Text extract:
######

# New cage pix :D



## luvmyfurbabies (Jul 27, 2011)

So I got the girls their new cage today. It is the Super Pets My First Home for Exotics, it was only $80 with shipping, got here in 4 days, and they LOVE it! ;D 
It was fairly easy and quick to put together, the shelves and ramps seem sturdy enough and easy to remove and wash when I need to. There are 2 doors on the front that are nice and big, too, so I can reach all around the cage. I couldn't be happier, and neither can Lola and Frenchy! We are all in ratty heaven. 

Here is a pic of the cage right before I put the girls in.










Here they are playing in the homemade tube/maze I made them.










And this is a whole cage shot after I added their bedding-laden fleece bag from the old tank. You can see them both on the upper left side. 

They have been playing and playing all day!! They finally snuggled up in their new little wood box that has some spare fleece pieces in it. I know the wood box will be nasty before too long, but until then...


----------



## luvmyfurbabies (Jul 27, 2011)

Oops, missed the last picture.


----------



## naricaution (Jul 31, 2011)

I am slowly falling in love with this cage. It seems perfect for my boys compared to other cages. I don't need anything bigger then this either because then id be tempted to get more babies to fill it up.  thanks for the link. That's the cheapest I've seen them for as well. Quite the bargain hunter~ so unless somehow Craigslist pulls through, I'll be ordering my own next Monday or Tuesday and have it by next weekend to decorate! Two weeks seems like forever when your expecting something though.


----------



## luvmyfurbabies (Jul 27, 2011)

I know the feeling - even though it only took a few days it felt like forever to get the cage here and set up! I looked at a Martin's cage, but for the size the Super Pet was just a better deal. I also had to keep the footprint in mind due to space in our house. And, like you, if it were any larger I'd be tempted to grow the family. LOL


----------



## Misbehavior (May 29, 2011)

My cat loves it, too. Sorry for the horrible picture - I was in the depths of a giggle fit while taking it.

######

Rows taken from a layout dataset

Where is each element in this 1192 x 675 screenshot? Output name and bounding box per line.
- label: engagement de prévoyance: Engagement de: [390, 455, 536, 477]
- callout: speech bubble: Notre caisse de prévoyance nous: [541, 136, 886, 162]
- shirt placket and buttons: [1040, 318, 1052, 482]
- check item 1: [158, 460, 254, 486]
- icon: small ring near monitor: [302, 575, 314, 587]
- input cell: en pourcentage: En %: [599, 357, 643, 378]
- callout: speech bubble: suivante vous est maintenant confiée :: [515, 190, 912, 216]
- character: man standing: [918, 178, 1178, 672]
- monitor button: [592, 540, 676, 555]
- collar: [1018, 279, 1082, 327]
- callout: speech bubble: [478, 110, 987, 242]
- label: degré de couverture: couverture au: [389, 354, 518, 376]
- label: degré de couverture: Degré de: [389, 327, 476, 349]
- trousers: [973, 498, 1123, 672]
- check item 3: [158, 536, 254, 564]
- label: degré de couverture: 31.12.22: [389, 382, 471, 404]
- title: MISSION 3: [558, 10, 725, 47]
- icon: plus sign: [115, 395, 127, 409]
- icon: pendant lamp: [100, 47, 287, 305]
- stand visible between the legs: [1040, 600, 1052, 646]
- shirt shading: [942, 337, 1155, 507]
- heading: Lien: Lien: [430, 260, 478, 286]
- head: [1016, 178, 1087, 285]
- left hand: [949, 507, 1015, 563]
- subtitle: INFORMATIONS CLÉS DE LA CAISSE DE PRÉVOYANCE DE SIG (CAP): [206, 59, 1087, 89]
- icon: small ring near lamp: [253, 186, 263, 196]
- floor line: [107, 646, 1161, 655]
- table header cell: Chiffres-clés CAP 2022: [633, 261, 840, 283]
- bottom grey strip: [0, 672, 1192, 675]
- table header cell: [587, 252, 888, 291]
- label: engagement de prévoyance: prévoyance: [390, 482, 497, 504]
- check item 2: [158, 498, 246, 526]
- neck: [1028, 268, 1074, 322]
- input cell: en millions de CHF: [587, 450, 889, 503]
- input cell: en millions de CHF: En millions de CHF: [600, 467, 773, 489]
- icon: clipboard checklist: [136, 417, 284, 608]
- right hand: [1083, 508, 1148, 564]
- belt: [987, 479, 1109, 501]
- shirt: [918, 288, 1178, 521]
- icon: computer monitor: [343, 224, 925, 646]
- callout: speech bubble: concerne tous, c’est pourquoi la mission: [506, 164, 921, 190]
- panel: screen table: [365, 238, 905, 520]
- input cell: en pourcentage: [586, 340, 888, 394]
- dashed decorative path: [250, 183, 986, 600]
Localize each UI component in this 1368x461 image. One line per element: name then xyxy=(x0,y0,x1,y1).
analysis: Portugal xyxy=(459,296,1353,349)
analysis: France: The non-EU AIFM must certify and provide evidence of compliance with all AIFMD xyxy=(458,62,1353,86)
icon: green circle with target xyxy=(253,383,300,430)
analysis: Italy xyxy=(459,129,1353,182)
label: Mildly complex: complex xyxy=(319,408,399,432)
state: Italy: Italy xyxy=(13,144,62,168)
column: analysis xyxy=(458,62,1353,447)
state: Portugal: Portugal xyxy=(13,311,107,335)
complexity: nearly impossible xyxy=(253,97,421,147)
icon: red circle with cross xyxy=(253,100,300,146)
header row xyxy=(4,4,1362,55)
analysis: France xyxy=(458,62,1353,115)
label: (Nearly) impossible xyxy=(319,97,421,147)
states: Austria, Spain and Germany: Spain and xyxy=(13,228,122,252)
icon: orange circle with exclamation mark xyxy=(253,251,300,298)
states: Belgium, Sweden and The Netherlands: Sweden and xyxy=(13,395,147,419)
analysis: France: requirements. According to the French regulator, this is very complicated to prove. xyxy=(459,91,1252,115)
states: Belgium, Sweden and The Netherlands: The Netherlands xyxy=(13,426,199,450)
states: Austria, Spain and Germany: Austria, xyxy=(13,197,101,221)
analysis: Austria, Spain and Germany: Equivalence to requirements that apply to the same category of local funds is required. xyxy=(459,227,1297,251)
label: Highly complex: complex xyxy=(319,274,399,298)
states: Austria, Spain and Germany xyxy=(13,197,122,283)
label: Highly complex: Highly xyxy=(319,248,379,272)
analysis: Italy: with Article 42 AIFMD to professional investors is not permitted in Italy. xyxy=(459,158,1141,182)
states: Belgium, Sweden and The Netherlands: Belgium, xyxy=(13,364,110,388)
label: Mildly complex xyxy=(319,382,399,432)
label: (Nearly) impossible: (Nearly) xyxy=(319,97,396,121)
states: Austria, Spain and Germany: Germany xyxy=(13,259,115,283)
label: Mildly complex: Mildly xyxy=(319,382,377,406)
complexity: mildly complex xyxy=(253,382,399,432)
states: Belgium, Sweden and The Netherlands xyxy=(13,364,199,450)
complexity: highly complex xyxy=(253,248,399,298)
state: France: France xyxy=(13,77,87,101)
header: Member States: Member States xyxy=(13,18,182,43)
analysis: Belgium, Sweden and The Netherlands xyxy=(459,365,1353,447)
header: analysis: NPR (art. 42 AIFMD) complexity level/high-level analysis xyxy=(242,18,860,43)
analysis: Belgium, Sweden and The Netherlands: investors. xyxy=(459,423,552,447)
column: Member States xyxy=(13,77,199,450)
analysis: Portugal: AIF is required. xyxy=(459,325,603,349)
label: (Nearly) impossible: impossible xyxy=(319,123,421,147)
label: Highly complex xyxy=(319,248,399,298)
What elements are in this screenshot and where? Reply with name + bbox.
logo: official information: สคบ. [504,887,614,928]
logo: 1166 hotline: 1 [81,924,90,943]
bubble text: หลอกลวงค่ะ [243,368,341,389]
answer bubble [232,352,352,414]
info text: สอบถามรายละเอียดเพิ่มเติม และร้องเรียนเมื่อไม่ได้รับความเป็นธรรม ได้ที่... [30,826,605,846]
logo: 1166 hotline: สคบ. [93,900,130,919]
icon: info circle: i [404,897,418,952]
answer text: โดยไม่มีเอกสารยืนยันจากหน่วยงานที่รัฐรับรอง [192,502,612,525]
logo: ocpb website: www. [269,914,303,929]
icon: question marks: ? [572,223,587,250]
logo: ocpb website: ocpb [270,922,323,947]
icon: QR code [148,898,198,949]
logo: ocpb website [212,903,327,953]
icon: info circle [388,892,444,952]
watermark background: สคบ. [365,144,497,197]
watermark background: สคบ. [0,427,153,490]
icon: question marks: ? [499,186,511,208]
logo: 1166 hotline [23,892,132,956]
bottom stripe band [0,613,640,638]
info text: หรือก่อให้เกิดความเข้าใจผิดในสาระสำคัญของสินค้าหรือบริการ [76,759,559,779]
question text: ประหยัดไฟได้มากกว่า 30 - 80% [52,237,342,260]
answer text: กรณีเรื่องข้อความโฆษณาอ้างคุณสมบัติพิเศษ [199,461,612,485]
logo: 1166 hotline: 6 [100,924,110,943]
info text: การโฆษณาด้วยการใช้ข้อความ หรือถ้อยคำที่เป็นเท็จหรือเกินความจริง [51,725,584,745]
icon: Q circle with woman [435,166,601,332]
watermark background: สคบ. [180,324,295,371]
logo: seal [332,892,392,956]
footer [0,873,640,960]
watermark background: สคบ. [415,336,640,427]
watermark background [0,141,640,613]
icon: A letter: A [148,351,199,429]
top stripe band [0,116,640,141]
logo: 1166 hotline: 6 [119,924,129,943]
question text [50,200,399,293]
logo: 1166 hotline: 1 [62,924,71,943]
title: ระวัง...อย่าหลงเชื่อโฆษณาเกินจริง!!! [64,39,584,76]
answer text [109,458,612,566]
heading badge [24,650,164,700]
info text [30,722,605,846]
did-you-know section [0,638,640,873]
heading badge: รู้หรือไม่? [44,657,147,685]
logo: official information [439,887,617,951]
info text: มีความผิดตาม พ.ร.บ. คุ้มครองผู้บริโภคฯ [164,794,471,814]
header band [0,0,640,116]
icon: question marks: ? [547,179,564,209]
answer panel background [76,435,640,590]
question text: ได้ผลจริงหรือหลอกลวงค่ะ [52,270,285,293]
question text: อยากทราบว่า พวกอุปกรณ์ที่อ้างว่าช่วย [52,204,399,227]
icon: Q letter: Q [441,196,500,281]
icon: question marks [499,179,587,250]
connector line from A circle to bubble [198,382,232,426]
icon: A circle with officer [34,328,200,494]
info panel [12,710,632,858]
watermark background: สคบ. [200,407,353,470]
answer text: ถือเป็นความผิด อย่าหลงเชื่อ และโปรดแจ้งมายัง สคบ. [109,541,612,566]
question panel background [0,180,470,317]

######

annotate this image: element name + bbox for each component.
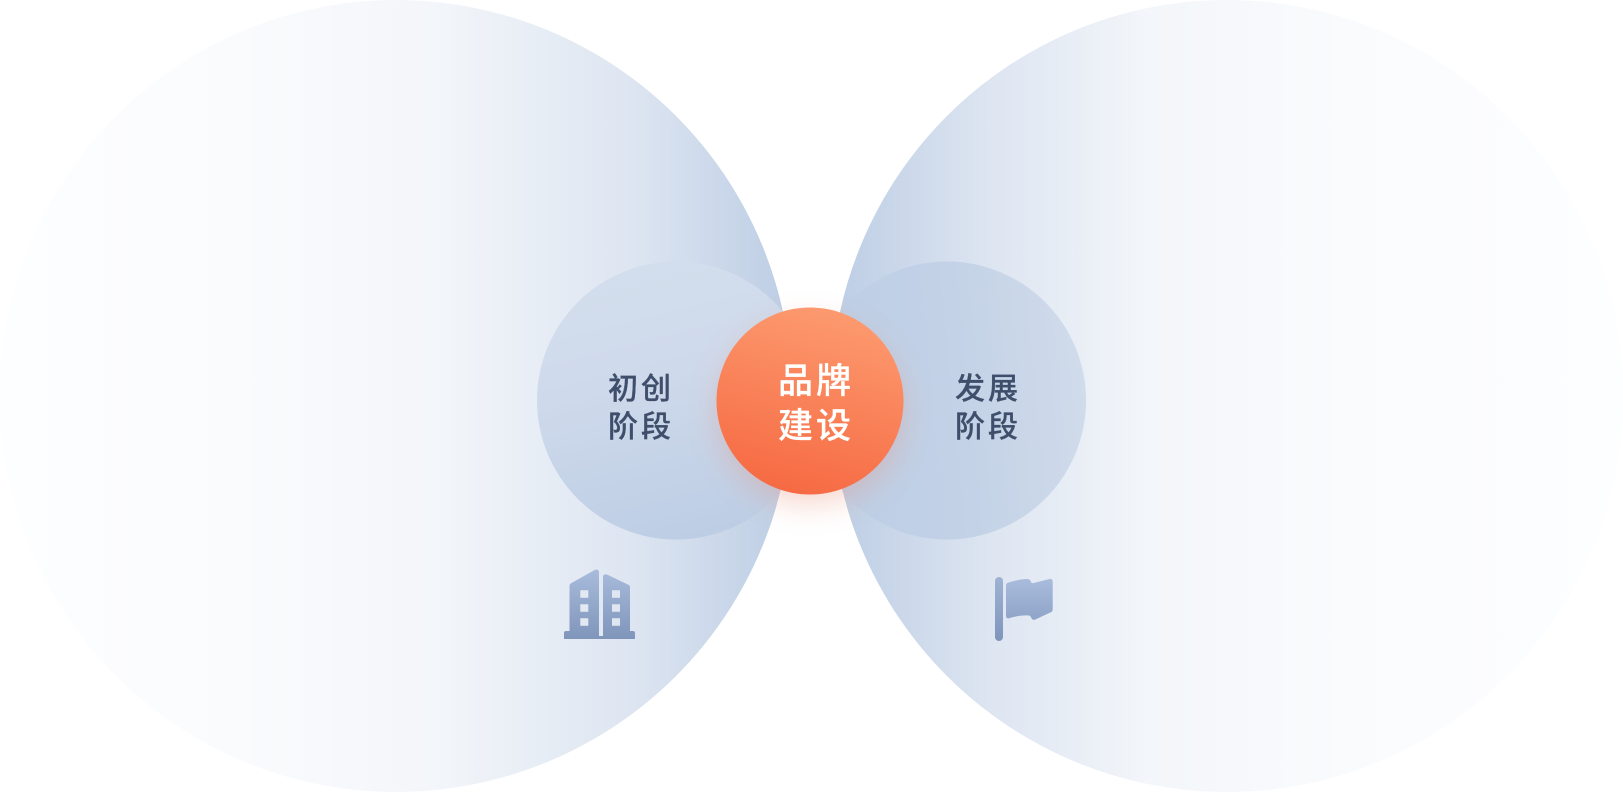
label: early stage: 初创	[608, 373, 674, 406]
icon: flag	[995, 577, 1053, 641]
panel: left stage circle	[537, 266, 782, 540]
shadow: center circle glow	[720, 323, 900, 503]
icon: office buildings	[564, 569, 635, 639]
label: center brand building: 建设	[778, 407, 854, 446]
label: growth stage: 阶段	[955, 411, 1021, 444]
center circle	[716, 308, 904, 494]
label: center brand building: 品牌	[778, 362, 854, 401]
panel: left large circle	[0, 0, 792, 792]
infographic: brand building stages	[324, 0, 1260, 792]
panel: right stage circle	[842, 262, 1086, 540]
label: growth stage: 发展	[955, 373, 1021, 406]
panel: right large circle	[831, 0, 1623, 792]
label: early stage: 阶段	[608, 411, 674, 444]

######

Requirement 1:
From the forum thread about the new cage, can you quote the passage between "# New cage pix" and "the girls in.", inclusive?
Requirement 2:
How would you render this sentence from the forum thread about the new cage in Spanish: "I also had to keep the footprint in mind due to space in our house."
Requirement 3:
According to the forum thread about the new cage:
(a) What did luvmyfurbabies pay for the cage, shipping included?
(b) How many doors does the cage have on the front?
(c) What other cage did luvmyfurbabies look at?
Rely only on the forum thread about the new cage for your answers.

Exercise result 1:
# New cage pix :D



## luvmyfurbabies (Jul 27, 2011)

So I got the girls their new cage today. It is the Super Pets My First Home for Exotics, it was only $80 with shipping, got here in 4 days, and they LOVE it! ;D 
It was fairly easy and quick to put together, the shelves and ramps seem sturdy enough and easy to remove and wash when I need to. There are 2 doors on the front that are nice and big, too, so I can reach all around the cage. I couldn't be happier, and neither can Lola and Frenchy! We are all in ratty heaven. 

Here is a pic of the cage right before I put the girls in.

Exercise result 2:
También tuve que tener en cuenta la superficie que ocupa, por el espacio disponible en nuestra casa.

Exercise result 3:
(a) $80
(b) Two
(c) A Martin's cage